▼
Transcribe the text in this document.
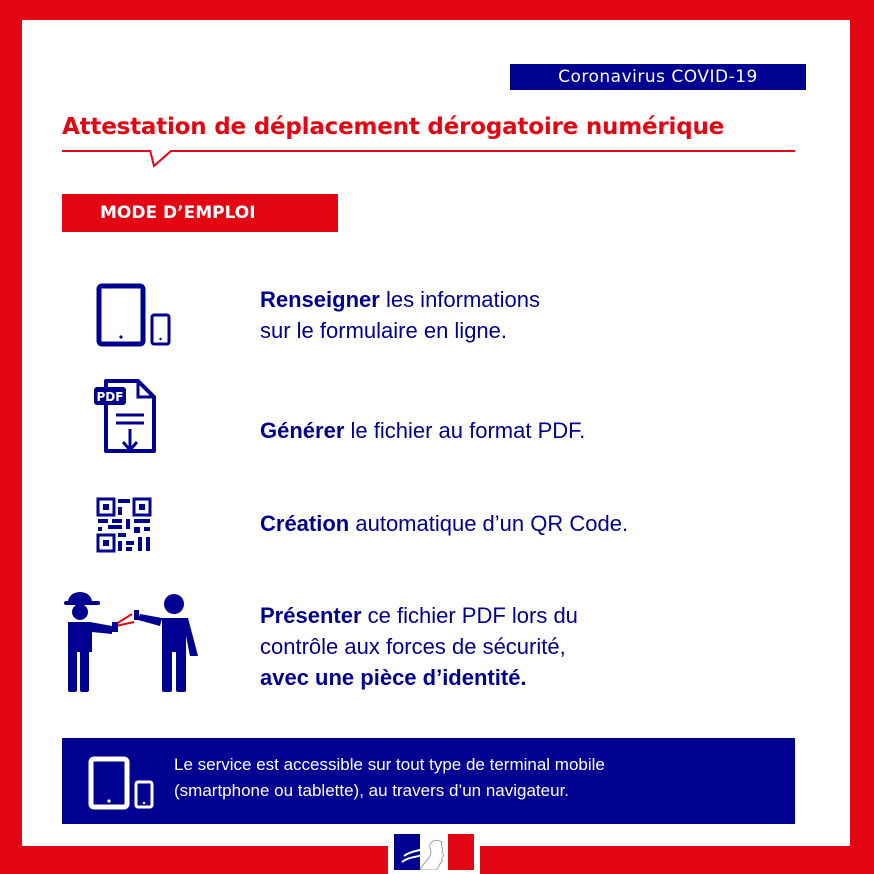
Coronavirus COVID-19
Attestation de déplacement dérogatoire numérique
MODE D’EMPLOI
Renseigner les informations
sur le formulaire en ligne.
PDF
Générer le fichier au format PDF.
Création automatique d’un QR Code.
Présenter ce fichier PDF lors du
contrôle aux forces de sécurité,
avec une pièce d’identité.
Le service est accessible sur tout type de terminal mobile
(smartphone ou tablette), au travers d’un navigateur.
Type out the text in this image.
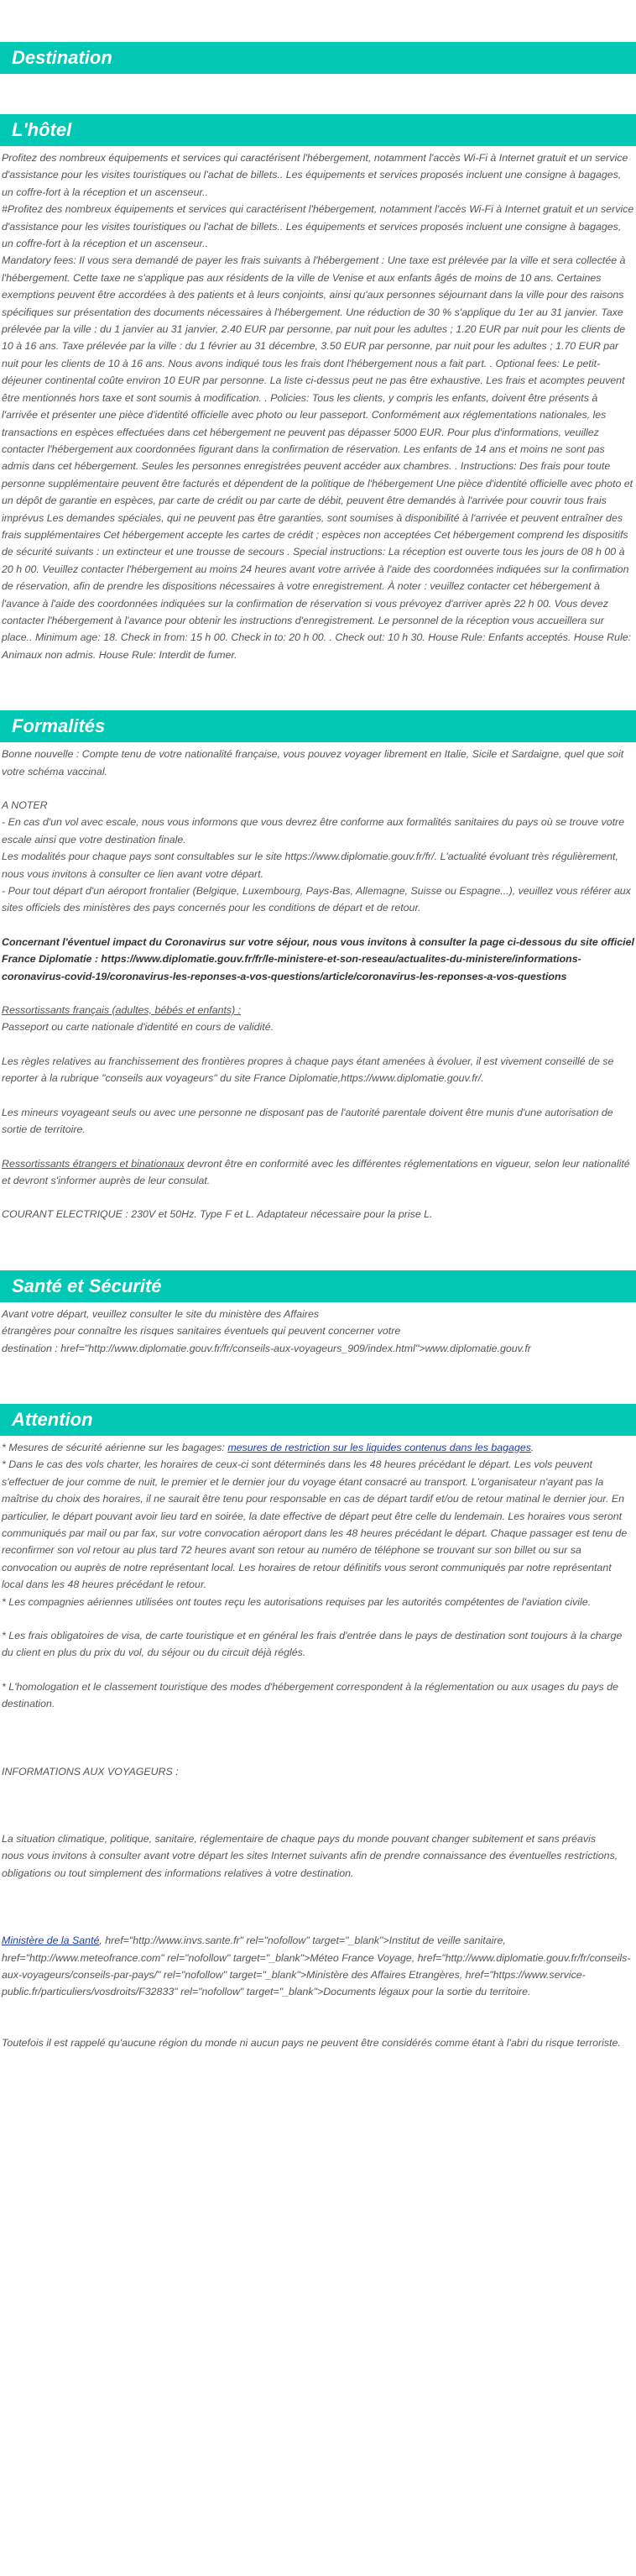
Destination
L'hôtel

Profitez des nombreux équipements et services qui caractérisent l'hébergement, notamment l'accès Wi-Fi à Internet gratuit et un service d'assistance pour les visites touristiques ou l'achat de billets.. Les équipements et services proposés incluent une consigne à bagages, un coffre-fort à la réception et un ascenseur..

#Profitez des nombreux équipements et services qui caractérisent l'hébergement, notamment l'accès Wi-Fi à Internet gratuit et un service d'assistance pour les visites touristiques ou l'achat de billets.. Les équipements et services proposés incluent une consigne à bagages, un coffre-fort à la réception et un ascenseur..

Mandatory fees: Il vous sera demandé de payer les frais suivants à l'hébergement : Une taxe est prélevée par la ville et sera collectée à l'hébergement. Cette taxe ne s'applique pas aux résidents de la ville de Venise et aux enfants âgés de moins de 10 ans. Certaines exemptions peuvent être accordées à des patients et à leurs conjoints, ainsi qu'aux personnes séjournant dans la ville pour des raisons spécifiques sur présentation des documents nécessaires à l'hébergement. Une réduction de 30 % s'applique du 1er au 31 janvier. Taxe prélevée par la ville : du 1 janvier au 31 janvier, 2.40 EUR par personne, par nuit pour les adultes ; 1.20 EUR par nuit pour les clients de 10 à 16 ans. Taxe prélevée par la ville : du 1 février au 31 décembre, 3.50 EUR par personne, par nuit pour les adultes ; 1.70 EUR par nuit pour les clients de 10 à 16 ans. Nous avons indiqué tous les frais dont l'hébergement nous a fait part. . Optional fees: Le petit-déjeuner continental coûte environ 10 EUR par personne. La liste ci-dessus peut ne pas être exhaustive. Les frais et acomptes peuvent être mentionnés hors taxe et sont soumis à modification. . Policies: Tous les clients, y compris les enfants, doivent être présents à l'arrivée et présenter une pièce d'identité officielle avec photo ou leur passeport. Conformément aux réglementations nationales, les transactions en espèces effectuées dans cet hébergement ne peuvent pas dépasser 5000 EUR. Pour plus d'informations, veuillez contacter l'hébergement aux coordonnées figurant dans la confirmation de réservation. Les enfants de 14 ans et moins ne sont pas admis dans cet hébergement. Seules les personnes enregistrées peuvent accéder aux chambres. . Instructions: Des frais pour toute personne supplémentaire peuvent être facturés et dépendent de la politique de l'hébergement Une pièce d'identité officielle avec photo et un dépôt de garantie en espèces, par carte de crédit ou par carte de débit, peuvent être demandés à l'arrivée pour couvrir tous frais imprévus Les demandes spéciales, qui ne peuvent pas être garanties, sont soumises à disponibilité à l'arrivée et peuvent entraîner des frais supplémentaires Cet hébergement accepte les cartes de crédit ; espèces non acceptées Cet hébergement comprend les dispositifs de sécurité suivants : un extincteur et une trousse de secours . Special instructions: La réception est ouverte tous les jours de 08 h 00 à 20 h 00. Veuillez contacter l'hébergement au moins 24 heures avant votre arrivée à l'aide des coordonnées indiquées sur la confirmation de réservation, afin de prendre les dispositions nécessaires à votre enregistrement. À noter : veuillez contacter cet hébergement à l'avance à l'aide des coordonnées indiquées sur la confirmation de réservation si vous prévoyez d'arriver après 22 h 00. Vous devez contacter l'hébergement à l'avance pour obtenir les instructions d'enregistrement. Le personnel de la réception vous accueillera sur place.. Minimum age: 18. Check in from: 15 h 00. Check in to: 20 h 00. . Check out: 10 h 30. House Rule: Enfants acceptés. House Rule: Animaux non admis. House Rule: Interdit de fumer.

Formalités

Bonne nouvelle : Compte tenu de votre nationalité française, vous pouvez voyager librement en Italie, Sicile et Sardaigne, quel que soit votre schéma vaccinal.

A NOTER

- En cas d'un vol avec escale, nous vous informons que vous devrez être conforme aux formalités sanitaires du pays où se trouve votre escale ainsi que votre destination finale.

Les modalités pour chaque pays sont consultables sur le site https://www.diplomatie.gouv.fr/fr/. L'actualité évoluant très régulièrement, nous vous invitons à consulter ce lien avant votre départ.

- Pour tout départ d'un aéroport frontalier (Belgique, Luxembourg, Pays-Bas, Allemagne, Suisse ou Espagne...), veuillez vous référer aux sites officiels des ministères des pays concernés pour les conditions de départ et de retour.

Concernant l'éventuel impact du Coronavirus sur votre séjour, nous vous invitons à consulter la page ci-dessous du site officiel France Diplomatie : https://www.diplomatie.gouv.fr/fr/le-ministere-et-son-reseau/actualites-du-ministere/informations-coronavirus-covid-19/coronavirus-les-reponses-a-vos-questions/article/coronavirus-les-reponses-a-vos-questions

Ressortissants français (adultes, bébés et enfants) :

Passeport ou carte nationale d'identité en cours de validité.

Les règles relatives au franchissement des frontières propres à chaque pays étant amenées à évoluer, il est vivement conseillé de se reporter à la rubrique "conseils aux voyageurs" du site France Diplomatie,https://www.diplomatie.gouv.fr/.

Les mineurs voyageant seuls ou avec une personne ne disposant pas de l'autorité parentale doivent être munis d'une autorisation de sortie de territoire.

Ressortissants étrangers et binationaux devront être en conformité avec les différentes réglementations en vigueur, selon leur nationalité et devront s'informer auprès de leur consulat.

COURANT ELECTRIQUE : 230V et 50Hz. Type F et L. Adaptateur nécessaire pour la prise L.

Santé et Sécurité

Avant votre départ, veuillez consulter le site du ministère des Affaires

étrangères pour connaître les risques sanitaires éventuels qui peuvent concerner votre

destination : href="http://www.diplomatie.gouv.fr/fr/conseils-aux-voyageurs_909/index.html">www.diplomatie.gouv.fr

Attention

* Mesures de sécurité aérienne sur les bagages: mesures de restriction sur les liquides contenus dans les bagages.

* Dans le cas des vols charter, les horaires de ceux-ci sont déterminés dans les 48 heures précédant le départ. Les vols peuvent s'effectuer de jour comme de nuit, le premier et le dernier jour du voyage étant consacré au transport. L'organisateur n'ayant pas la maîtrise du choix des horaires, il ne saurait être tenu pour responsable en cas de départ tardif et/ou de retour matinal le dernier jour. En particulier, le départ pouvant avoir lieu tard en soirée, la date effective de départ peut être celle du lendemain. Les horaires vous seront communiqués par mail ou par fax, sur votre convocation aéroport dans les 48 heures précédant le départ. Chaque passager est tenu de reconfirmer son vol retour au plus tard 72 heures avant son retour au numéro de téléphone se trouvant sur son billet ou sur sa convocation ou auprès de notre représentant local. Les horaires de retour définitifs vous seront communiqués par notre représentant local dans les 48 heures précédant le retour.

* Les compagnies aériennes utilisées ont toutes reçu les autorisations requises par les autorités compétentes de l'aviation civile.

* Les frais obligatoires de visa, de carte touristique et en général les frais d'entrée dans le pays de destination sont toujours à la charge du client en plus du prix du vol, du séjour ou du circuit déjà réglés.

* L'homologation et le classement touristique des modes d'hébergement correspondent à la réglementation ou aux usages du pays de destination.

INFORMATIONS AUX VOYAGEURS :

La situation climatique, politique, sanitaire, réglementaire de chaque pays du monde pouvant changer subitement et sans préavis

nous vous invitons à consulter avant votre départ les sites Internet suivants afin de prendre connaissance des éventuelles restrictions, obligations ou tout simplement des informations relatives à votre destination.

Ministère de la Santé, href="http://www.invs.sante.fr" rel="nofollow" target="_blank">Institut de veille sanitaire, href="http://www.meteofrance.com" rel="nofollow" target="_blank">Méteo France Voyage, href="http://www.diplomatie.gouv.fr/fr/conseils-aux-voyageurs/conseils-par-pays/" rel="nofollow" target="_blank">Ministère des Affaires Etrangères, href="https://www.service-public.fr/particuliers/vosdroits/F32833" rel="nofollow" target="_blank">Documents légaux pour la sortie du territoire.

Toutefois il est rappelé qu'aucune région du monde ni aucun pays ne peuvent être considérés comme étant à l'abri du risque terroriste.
▲
Report only how many lines in the listing contain the string "accès".

» **Exercise answer**: 2